# [Instructions for the task]
Pick out all lines with the word "这就是我" from the records that follow.

Saved entries:
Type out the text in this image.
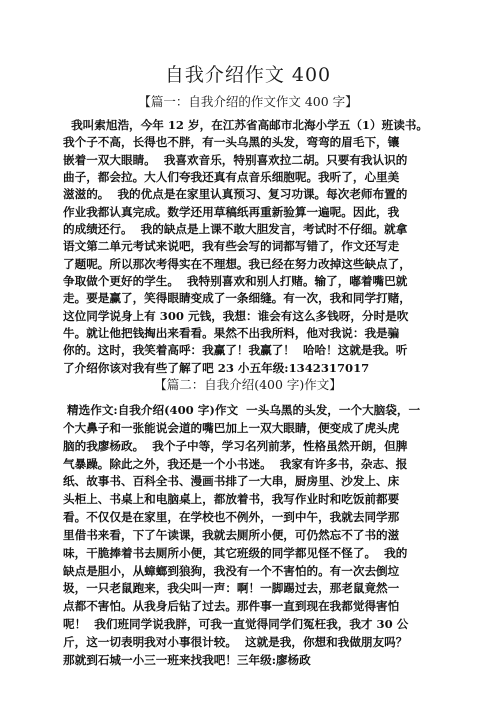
自我介绍作文 400
【篇一：自我介绍的作文作文 400 字】
我叫索旭浩，今年 12 岁，在江苏省高邮市北海小学五（1）班读书。
我个子不高，长得也不胖，有一头乌黑的头发，弯弯的眉毛下，镶
嵌着一双大眼睛。  我喜欢音乐，特别喜欢拉二胡。只要有我认识的
曲子，都会拉。大人们夸我还真有点音乐细胞呢。我听了，心里美
滋滋的。  我的优点是在家里认真预习、复习功课。每次老师布置的
作业我都认真完成。数学还用草稿纸再重新验算一遍呢。因此，我
的成绩还行。  我的缺点是上课不敢大胆发言，考试时不仔细。就拿
语文第二单元考试来说吧，我有些会写的词都写错了，作文还写走
了题呢。所以那次考得实在不理想。我已经在努力改掉这些缺点了，
争取做个更好的学生。  我特别喜欢和别人打赌。输了，嘟着嘴巴就
走。要是赢了，笑得眼睛变成了一条细缝。有一次，我和同学打赌，
这位同学说身上有 300 元钱，我想：谁会有这么多钱呀，分时是吹
牛。就让他把钱掏出来看看。果然不出我所料，他对我说：我是骗
你的。这时，我笑着高呼：我赢了！我赢了！  哈哈！这就是我。听
了介绍你该对我有些了解了吧 23 小五年级:1342317017
【篇二：自我介绍(400 字)作文】
精选作文:自我介绍(400 字)作文  一头乌黑的头发，一个大脑袋，一
个大鼻子和一张能说会道的嘴巴加上一双大眼睛，便变成了虎头虎
脑的我廖杨政。  我个子中等，学习名列前茅，性格虽然开朗，但脾
气暴躁。除此之外，我还是一个小书迷。  我家有许多书，杂志、报
纸、故事书、百科全书、漫画书排了一大串，厨房里、沙发上、床
头柜上、书桌上和电脑桌上，都放着书，我写作业时和吃饭前都要
看。不仅仅是在家里，在学校也不例外，一到中午，我就去同学那
里借书来看，下了午读课，我就去厕所小便，可仍然忘不了书的滋
味，干脆捧着书去厕所小便，其它班级的同学都见怪不怪了。  我的
缺点是胆小，从蟑螂到狼狗，我没有一个不害怕的。有一次去倒垃
圾，一只老鼠跑来，我尖叫一声：啊！一脚踢过去，那老鼠竟然一
点都不害怕。从我身后钻了过去。那件事一直到现在我都觉得害怕
呢！  我们班同学说我胖，可我一直觉得同学们冤枉我，我才 30 公
斤，这一切表明我对小事很计较。  这就是我，你想和我做朋友吗？
那就到石城一小三一班来找我吧！三年级:廖杨政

# [Complete output]
你的。这时，我笑着高呼：我赢了！我赢了！  哈哈！这就是我。听
斤，这一切表明我对小事很计较。  这就是我，你想和我做朋友吗？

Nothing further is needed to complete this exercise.